CHALLENGE:
Quote the listing below in its entirety.

EXERCISE MATERIAL:
<<<<

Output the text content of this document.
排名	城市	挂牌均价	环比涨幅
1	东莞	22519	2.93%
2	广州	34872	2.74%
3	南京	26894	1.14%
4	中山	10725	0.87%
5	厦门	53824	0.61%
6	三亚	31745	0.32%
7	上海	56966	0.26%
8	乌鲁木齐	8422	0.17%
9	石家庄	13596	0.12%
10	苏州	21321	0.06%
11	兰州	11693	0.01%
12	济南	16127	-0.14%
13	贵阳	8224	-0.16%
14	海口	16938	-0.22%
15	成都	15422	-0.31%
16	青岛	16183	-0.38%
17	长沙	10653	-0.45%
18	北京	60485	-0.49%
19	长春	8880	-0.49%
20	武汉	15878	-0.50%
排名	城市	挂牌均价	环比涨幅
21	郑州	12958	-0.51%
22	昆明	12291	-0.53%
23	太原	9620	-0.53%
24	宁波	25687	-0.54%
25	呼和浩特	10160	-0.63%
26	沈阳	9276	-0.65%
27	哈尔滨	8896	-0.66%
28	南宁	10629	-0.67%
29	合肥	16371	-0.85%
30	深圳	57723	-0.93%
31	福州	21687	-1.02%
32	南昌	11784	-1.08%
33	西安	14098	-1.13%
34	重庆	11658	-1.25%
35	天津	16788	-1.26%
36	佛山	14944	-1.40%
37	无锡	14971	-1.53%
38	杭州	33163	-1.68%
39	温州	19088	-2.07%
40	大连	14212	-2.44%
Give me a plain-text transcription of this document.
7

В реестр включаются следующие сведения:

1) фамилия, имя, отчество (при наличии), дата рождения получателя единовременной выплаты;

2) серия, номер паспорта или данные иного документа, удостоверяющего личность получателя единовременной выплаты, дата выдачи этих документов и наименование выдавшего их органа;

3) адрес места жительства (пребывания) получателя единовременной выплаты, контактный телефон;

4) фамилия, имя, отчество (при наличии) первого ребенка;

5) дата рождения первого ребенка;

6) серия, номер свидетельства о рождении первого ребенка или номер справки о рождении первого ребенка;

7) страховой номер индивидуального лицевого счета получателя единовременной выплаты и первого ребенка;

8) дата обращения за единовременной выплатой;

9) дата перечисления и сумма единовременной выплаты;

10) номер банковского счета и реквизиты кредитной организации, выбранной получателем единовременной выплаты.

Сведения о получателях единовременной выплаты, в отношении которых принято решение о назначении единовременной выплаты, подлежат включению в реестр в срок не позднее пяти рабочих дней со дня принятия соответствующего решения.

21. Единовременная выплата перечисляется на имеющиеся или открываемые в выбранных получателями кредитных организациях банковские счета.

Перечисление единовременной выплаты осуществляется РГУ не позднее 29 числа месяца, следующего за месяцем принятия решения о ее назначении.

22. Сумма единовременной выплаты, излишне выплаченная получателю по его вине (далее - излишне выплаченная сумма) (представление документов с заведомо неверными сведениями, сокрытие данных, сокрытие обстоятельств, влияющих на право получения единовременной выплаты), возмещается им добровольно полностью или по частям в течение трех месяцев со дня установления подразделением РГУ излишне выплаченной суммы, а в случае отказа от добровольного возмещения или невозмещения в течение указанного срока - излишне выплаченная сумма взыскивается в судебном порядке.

>>>>

SOLUTION FOR THIS EXERCISE:
Output the text content of this document.
排名	城市	挂牌均价	环比涨幅
1	东莞	22519	2.93%
2	广州	34872	2.74%
3	南京	26894	1.14%
4	中山	10725	0.87%
5	厦门	53824	0.61%
6	三亚	31745	0.32%
7	上海	56966	0.26%
8	乌鲁木齐	8422	0.17%
9	石家庄	13596	0.12%
10	苏州	21321	0.06%
11	兰州	11693	0.01%
12	济南	16127	-0.14%
13	贵阳	8224	-0.16%
14	海口	16938	-0.22%
15	成都	15422	-0.31%
16	青岛	16183	-0.38%
17	长沙	10653	-0.45%
18	北京	60485	-0.49%
19	长春	8880	-0.49%
20	武汉	15878	-0.50%
排名	城市	挂牌均价	环比涨幅
21	郑州	12958	-0.51%
22	昆明	12291	-0.53%
23	太原	9620	-0.53%
24	宁波	25687	-0.54%
25	呼和浩特	10160	-0.63%
26	沈阳	9276	-0.65%
27	哈尔滨	8896	-0.66%
28	南宁	10629	-0.67%
29	合肥	16371	-0.85%
30	深圳	57723	-0.93%
31	福州	21687	-1.02%
32	南昌	11784	-1.08%
33	西安	14098	-1.13%
34	重庆	11658	-1.25%
35	天津	16788	-1.26%
36	佛山	14944	-1.40%
37	无锡	14971	-1.53%
38	杭州	33163	-1.68%
39	温州	19088	-2.07%
40	大连	14212	-2.44%
Give me a plain-text transcription of this document.
7

В реестр включаются следующие сведения:

1) фамилия, имя, отчество (при наличии), дата рождения получателя единовременной выплаты;

2) серия, номер паспорта или данные иного документа, удостоверяющего личность получателя единовременной выплаты, дата выдачи этих документов и наименование выдавшего их органа;

3) адрес места жительства (пребывания) получателя единовременной выплаты, контактный телефон;

4) фамилия, имя, отчество (при наличии) первого ребенка;

5) дата рождения первого ребенка;

6) серия, номер свидетельства о рождении первого ребенка или номер справки о рождении первого ребенка;

7) страховой номер индивидуального лицевого счета получателя единовременной выплаты и первого ребенка;

8) дата обращения за единовременной выплатой;

9) дата перечисления и сумма единовременной выплаты;

10) номер банковского счета и реквизиты кредитной организации, выбранной получателем единовременной выплаты.

Сведения о получателях единовременной выплаты, в отношении которых принято решение о назначении единовременной выплаты, подлежат включению в реестр в срок не позднее пяти рабочих дней со дня принятия соответствующего решения.

21. Единовременная выплата перечисляется на имеющиеся или открываемые в выбранных получателями кредитных организациях банковские счета.

Перечисление единовременной выплаты осуществляется РГУ не позднее 29 числа месяца, следующего за месяцем принятия решения о ее назначении.

22. Сумма единовременной выплаты, излишне выплаченная получателю по его вине (далее - излишне выплаченная сумма) (представление документов с заведомо неверными сведениями, сокрытие данных, сокрытие обстоятельств, влияющих на право получения единовременной выплаты), возмещается им добровольно полностью или по частям в течение трех месяцев со дня установления подразделением РГУ излишне выплаченной суммы, а в случае отказа от добровольного возмещения или невозмещения в течение указанного срока - излишне выплаченная сумма взыскивается в судебном порядке.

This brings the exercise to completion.